• _Work to be completed_:
Output every record word for word.

----

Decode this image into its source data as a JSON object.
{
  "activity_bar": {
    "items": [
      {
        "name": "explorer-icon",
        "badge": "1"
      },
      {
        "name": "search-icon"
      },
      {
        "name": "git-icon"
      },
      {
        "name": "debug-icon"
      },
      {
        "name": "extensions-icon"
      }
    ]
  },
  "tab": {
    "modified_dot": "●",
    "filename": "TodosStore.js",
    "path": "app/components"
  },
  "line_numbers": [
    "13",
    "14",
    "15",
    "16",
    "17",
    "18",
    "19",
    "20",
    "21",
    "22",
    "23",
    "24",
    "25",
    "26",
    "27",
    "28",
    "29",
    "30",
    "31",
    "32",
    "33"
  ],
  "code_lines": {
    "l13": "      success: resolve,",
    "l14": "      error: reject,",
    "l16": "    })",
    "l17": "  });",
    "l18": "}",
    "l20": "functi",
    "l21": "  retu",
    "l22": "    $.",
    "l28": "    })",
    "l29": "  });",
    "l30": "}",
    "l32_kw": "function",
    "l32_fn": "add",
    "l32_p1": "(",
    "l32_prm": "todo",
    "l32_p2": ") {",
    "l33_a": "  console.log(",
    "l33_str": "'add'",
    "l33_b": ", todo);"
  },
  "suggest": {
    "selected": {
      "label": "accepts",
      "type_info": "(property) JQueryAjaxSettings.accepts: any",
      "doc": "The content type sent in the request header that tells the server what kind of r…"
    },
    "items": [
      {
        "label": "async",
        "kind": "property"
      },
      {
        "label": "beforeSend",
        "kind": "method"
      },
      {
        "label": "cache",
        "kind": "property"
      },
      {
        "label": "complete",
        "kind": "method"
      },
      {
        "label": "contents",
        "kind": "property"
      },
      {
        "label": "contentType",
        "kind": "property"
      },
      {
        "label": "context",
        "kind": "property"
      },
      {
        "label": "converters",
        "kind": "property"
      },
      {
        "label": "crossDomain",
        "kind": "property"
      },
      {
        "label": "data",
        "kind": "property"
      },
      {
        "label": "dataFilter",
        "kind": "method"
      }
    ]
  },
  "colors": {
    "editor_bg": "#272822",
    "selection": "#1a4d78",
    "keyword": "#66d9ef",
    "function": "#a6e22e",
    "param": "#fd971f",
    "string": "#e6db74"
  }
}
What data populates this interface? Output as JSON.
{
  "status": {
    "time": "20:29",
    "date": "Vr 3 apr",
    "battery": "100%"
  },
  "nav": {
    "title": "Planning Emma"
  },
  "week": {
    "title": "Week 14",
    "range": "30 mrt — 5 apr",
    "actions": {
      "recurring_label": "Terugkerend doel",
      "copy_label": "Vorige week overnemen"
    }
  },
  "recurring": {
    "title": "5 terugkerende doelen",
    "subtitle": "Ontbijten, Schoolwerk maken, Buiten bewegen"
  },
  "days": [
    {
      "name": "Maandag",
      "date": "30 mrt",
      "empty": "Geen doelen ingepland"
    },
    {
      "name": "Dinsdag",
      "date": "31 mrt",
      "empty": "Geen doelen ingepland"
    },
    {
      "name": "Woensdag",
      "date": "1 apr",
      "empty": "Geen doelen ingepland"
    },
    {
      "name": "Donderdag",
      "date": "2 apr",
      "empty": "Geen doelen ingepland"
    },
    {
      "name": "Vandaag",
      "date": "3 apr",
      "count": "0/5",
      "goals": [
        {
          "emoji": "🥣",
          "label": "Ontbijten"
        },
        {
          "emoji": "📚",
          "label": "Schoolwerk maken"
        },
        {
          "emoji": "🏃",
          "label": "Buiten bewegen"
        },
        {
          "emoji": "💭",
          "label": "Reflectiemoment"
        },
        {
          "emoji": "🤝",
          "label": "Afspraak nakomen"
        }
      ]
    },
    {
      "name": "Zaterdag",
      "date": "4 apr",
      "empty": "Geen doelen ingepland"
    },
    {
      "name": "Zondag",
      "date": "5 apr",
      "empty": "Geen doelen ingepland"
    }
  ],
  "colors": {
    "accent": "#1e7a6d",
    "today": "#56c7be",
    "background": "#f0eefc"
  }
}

----

• _Solution_:
Decode this image into its source data as a JSON object.
{
  "activity_bar": {
    "items": [
      {
        "name": "explorer-icon",
        "badge": "1"
      },
      {
        "name": "search-icon"
      },
      {
        "name": "git-icon"
      },
      {
        "name": "debug-icon"
      },
      {
        "name": "extensions-icon"
      }
    ]
  },
  "tab": {
    "modified_dot": "●",
    "filename": "TodosStore.js",
    "path": "app/components"
  },
  "line_numbers": [
    "13",
    "14",
    "15",
    "16",
    "17",
    "18",
    "19",
    "20",
    "21",
    "22",
    "23",
    "24",
    "25",
    "26",
    "27",
    "28",
    "29",
    "30",
    "31",
    "32",
    "33"
  ],
  "code_lines": {
    "l13": "      success: resolve,",
    "l14": "      error: reject,",
    "l16": "    })",
    "l17": "  });",
    "l18": "}",
    "l20": "functi",
    "l21": "  retu",
    "l22": "    $.",
    "l28": "    })",
    "l29": "  });",
    "l30": "}",
    "l32_kw": "function",
    "l32_fn": "add",
    "l32_p1": "(",
    "l32_prm": "todo",
    "l32_p2": ") {",
    "l33_a": "  console.log(",
    "l33_str": "'add'",
    "l33_b": ", todo);"
  },
  "suggest": {
    "selected": {
      "label": "accepts",
      "type_info": "(property) JQueryAjaxSettings.accepts: any",
      "doc": "The content type sent in the request header that tells the server what kind of r…"
    },
    "items": [
      {
        "label": "async",
        "kind": "property"
      },
      {
        "label": "beforeSend",
        "kind": "method"
      },
      {
        "label": "cache",
        "kind": "property"
      },
      {
        "label": "complete",
        "kind": "method"
      },
      {
        "label": "contents",
        "kind": "property"
      },
      {
        "label": "contentType",
        "kind": "property"
      },
      {
        "label": "context",
        "kind": "property"
      },
      {
        "label": "converters",
        "kind": "property"
      },
      {
        "label": "crossDomain",
        "kind": "property"
      },
      {
        "label": "data",
        "kind": "property"
      },
      {
        "label": "dataFilter",
        "kind": "method"
      }
    ]
  },
  "colors": {
    "editor_bg": "#272822",
    "selection": "#1a4d78",
    "keyword": "#66d9ef",
    "function": "#a6e22e",
    "param": "#fd971f",
    "string": "#e6db74"
  }
}
What data populates this interface? Output as JSON.
{
  "status": {
    "time": "20:29",
    "date": "Vr 3 apr",
    "battery": "100%"
  },
  "nav": {
    "title": "Planning Emma"
  },
  "week": {
    "title": "Week 14",
    "range": "30 mrt — 5 apr",
    "actions": {
      "recurring_label": "Terugkerend doel",
      "copy_label": "Vorige week overnemen"
    }
  },
  "recurring": {
    "title": "5 terugkerende doelen",
    "subtitle": "Ontbijten, Schoolwerk maken, Buiten bewegen"
  },
  "days": [
    {
      "name": "Maandag",
      "date": "30 mrt",
      "empty": "Geen doelen ingepland"
    },
    {
      "name": "Dinsdag",
      "date": "31 mrt",
      "empty": "Geen doelen ingepland"
    },
    {
      "name": "Woensdag",
      "date": "1 apr",
      "empty": "Geen doelen ingepland"
    },
    {
      "name": "Donderdag",
      "date": "2 apr",
      "empty": "Geen doelen ingepland"
    },
    {
      "name": "Vandaag",
      "date": "3 apr",
      "count": "0/5",
      "goals": [
        {
          "emoji": "🥣",
          "label": "Ontbijten"
        },
        {
          "emoji": "📚",
          "label": "Schoolwerk maken"
        },
        {
          "emoji": "🏃",
          "label": "Buiten bewegen"
        },
        {
          "emoji": "💭",
          "label": "Reflectiemoment"
        },
        {
          "emoji": "🤝",
          "label": "Afspraak nakomen"
        }
      ]
    },
    {
      "name": "Zaterdag",
      "date": "4 apr",
      "empty": "Geen doelen ingepland"
    },
    {
      "name": "Zondag",
      "date": "5 apr",
      "empty": "Geen doelen ingepland"
    }
  ],
  "colors": {
    "accent": "#1e7a6d",
    "today": "#56c7be",
    "background": "#f0eefc"
  }
}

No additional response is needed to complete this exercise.